◆ What the exercise asks
Search the listing for the string "horizontal" and copy every line that contains it.

◆ Records shown
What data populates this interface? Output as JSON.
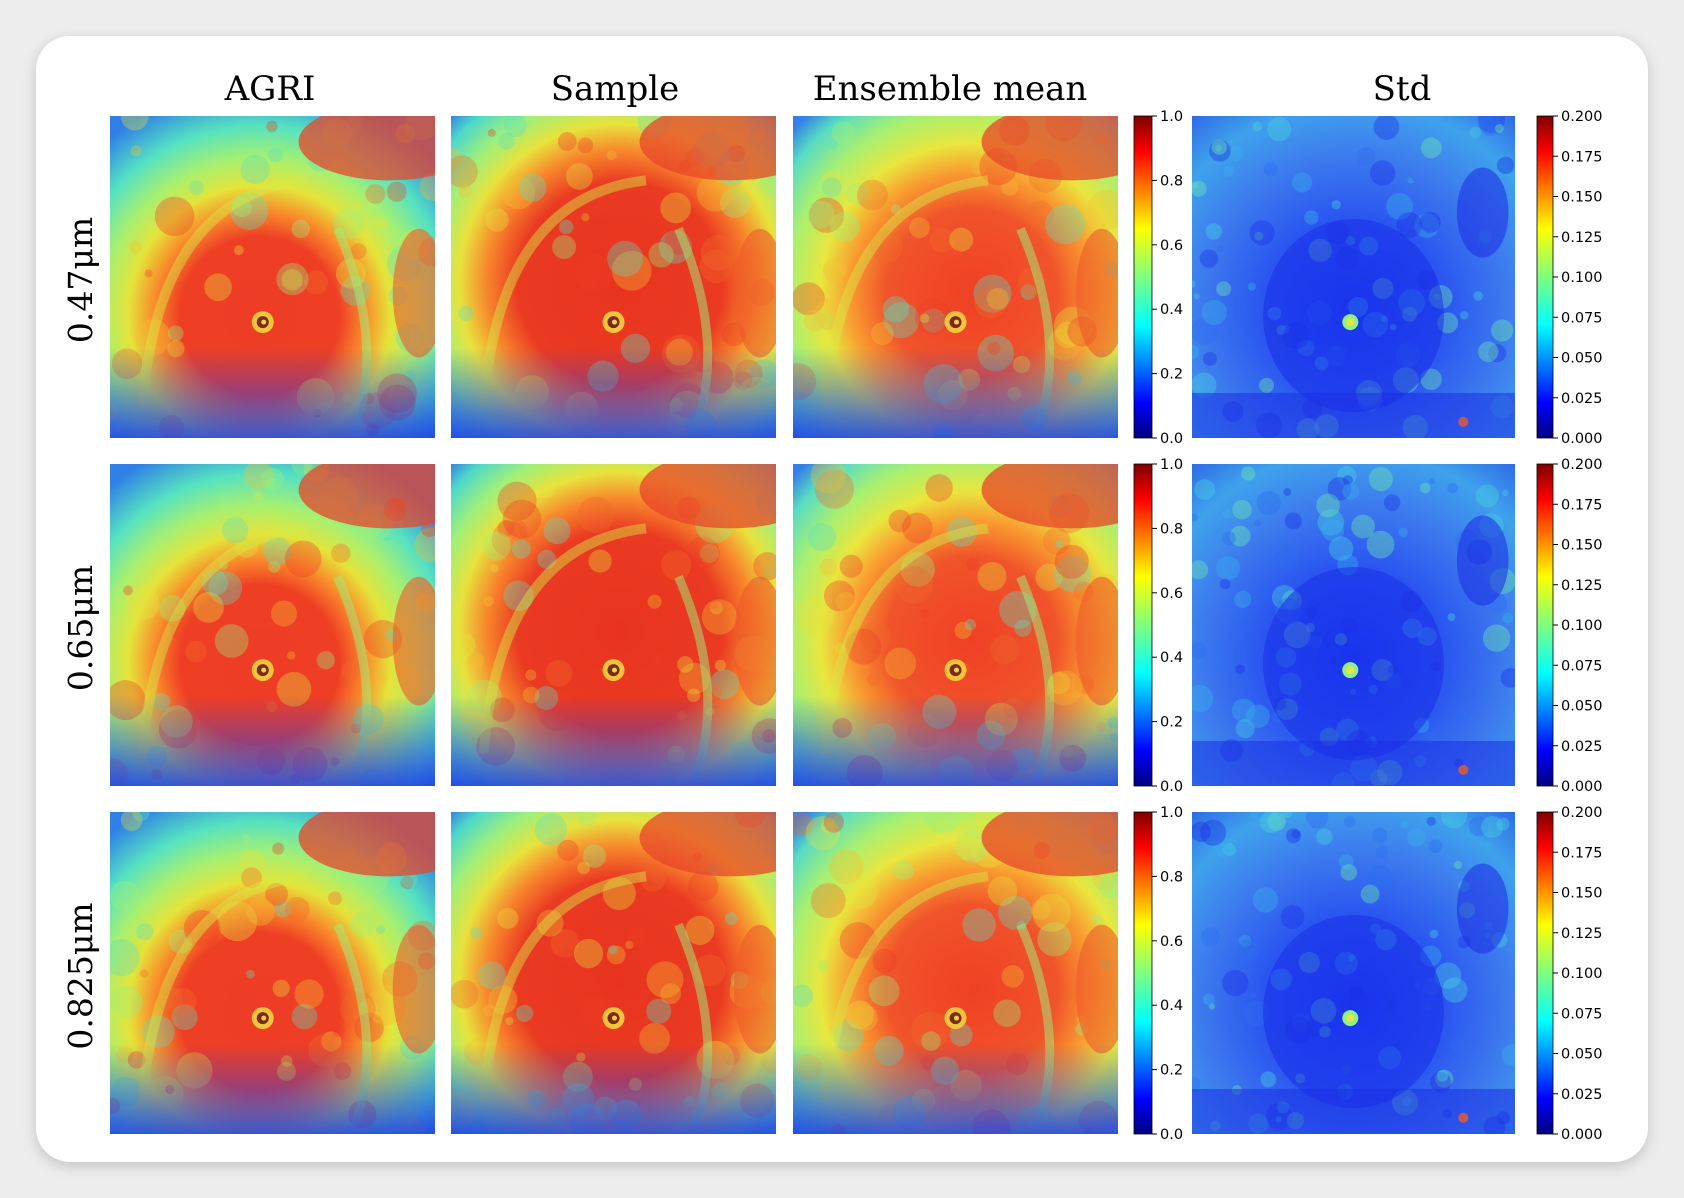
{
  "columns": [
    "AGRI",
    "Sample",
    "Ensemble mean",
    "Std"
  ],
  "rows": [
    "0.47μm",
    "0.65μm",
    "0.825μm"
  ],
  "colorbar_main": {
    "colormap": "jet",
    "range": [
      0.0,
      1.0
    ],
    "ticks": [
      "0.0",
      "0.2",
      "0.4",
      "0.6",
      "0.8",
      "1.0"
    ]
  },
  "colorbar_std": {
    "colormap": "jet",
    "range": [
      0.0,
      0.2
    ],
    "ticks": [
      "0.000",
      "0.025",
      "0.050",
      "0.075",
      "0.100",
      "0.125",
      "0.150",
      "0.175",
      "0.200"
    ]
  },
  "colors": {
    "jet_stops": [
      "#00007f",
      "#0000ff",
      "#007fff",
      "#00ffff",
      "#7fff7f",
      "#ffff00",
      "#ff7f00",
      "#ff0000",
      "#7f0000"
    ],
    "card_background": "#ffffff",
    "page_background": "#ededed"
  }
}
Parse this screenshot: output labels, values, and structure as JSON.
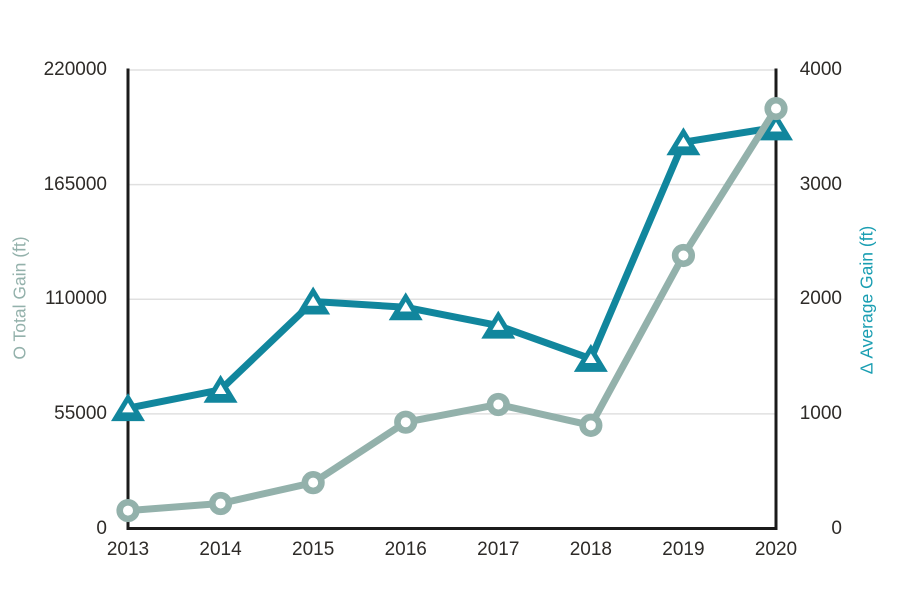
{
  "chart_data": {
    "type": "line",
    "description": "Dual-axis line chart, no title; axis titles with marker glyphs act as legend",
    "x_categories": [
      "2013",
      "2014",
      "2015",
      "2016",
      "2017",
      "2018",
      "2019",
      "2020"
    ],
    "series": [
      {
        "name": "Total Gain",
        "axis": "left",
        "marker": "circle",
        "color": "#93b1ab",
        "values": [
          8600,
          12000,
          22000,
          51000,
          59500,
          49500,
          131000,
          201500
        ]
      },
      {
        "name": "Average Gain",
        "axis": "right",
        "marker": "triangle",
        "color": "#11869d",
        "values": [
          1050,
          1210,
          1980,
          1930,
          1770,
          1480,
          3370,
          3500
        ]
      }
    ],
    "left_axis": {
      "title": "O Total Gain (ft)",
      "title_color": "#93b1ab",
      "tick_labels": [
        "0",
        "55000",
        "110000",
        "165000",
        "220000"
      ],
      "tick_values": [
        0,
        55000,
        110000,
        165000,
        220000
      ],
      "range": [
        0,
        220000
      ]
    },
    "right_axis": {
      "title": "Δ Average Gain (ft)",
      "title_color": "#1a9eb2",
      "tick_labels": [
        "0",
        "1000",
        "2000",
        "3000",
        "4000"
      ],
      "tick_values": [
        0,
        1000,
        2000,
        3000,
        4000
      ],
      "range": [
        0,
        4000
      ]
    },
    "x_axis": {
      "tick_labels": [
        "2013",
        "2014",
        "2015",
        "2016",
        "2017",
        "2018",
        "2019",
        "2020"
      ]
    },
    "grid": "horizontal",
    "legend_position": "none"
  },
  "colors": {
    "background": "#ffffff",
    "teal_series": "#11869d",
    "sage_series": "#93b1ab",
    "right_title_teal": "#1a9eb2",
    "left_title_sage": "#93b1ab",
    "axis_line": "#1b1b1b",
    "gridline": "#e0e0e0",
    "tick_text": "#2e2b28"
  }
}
---
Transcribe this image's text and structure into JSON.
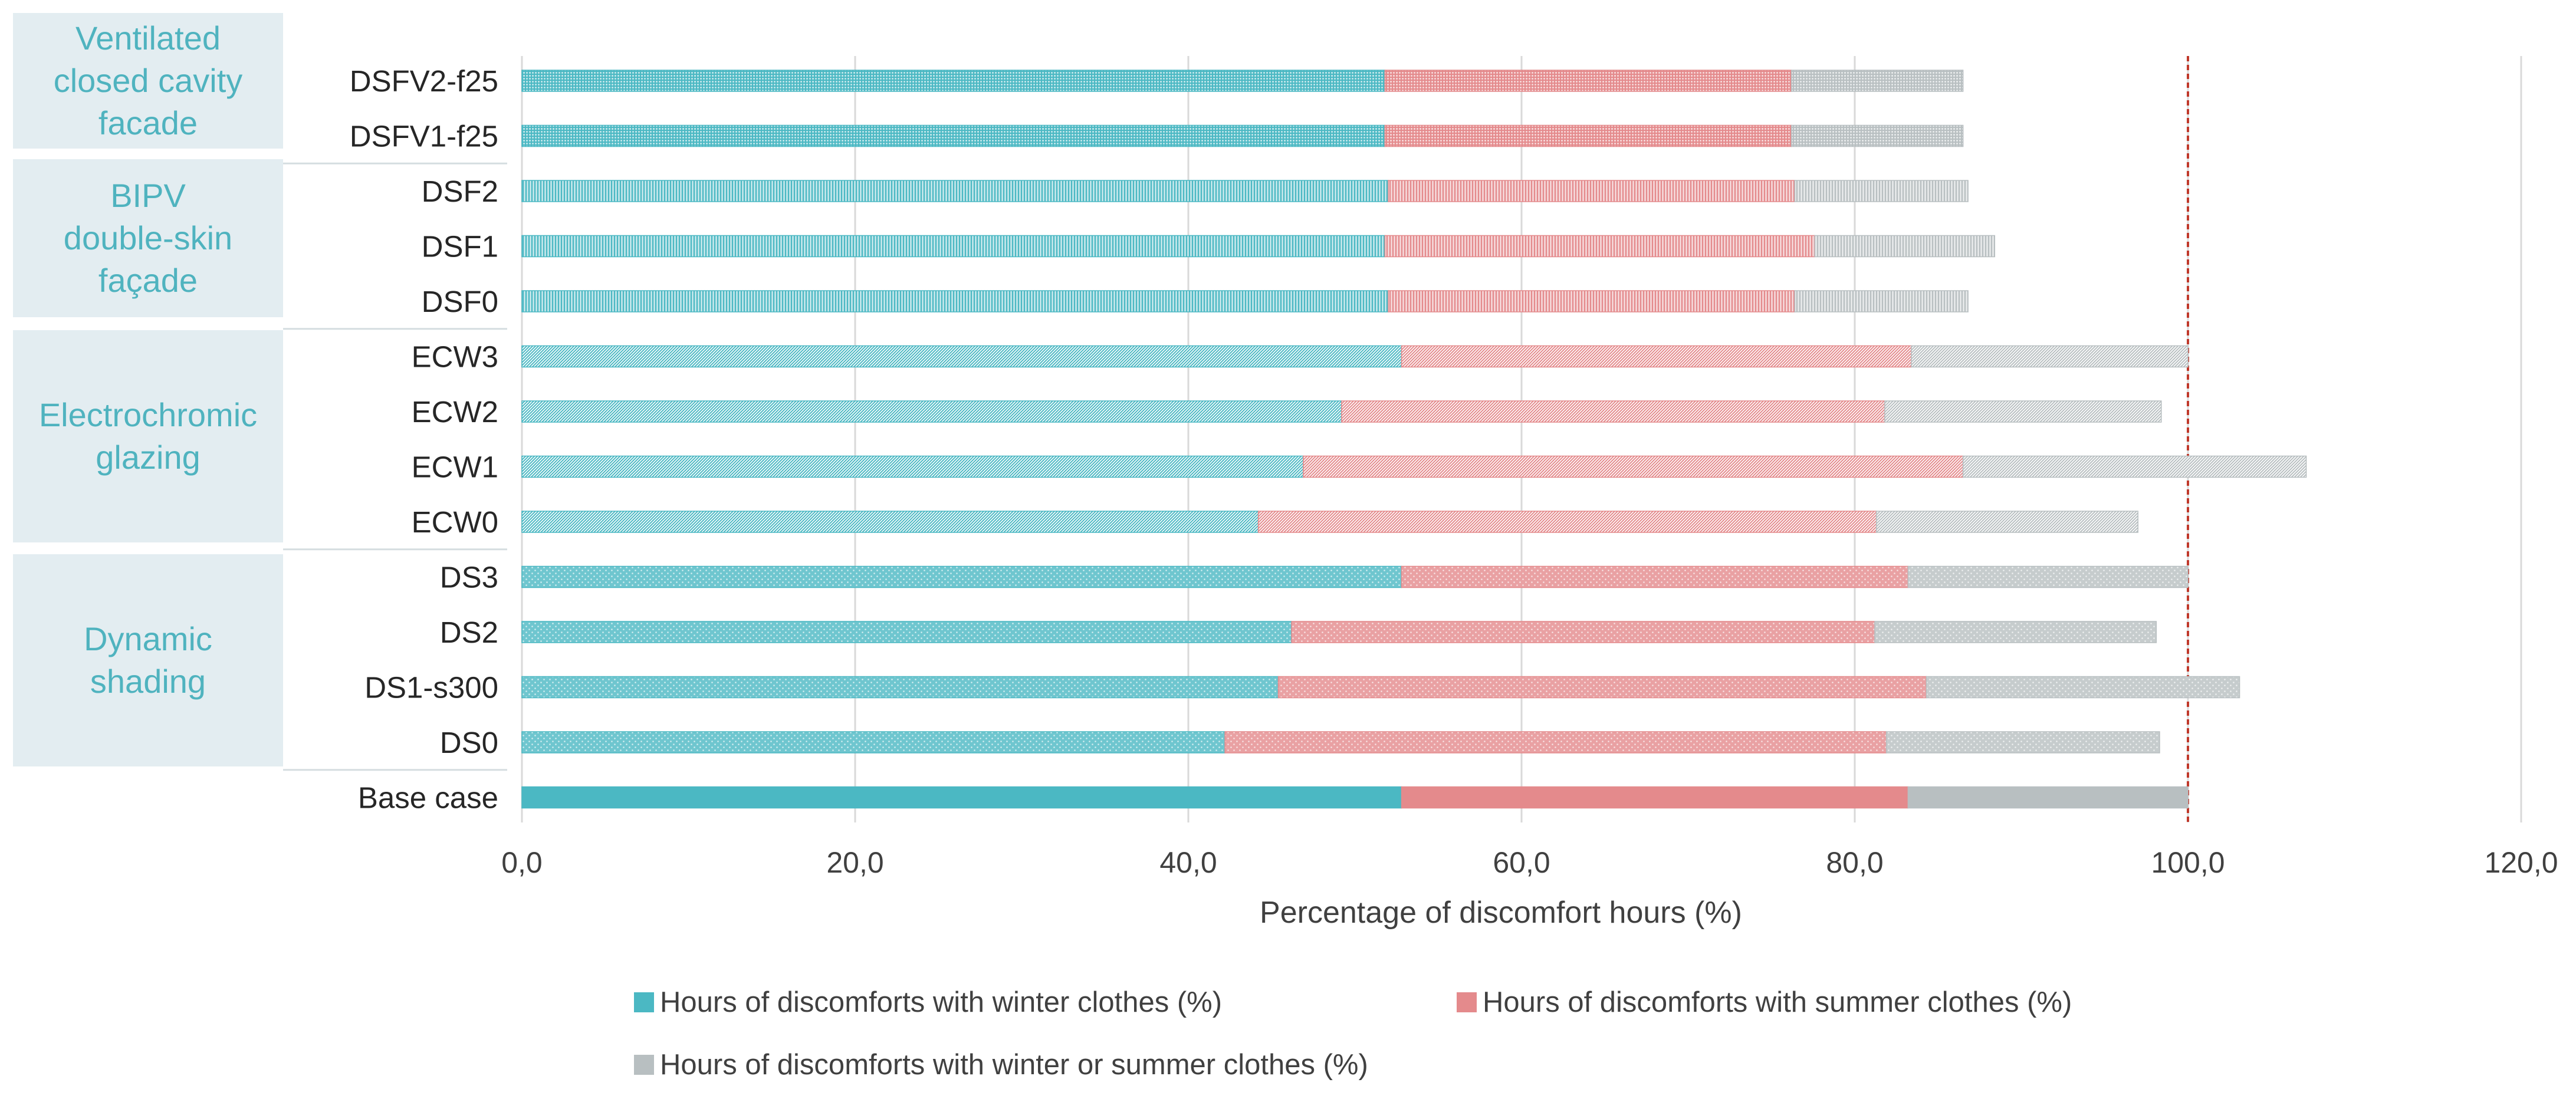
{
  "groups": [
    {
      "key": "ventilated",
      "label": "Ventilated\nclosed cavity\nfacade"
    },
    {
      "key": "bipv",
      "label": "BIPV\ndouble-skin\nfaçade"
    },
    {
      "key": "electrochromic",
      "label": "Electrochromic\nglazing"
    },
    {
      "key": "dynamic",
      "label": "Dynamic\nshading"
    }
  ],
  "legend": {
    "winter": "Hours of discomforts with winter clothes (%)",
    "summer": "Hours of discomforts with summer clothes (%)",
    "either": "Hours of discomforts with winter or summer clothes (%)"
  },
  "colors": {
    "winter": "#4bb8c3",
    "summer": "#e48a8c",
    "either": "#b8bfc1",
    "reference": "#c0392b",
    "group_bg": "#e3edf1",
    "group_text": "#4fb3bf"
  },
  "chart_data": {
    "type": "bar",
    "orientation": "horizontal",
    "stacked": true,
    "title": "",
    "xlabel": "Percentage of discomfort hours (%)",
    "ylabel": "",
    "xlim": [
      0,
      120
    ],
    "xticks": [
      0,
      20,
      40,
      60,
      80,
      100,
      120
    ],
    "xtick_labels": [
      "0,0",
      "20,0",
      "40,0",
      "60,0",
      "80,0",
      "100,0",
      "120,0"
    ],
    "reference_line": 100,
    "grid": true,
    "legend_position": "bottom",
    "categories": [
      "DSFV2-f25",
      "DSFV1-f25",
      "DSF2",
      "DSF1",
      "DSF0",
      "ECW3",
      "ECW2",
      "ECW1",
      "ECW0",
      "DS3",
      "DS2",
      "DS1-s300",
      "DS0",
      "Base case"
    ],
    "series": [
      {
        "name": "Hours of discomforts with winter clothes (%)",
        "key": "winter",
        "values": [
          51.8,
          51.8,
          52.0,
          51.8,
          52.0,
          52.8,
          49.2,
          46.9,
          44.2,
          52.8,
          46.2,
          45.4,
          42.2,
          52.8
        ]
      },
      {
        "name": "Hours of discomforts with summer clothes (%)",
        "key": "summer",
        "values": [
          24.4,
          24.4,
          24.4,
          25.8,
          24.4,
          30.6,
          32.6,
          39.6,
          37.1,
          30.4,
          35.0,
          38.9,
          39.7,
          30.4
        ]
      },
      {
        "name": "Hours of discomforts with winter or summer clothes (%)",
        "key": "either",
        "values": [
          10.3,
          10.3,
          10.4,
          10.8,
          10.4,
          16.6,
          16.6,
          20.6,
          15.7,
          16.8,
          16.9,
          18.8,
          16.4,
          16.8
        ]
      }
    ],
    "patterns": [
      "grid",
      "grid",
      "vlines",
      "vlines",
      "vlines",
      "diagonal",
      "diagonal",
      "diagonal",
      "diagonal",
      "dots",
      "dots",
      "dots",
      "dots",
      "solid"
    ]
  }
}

◆ Final result
    "grid": "horizontal",
    "orientation": "horizontal",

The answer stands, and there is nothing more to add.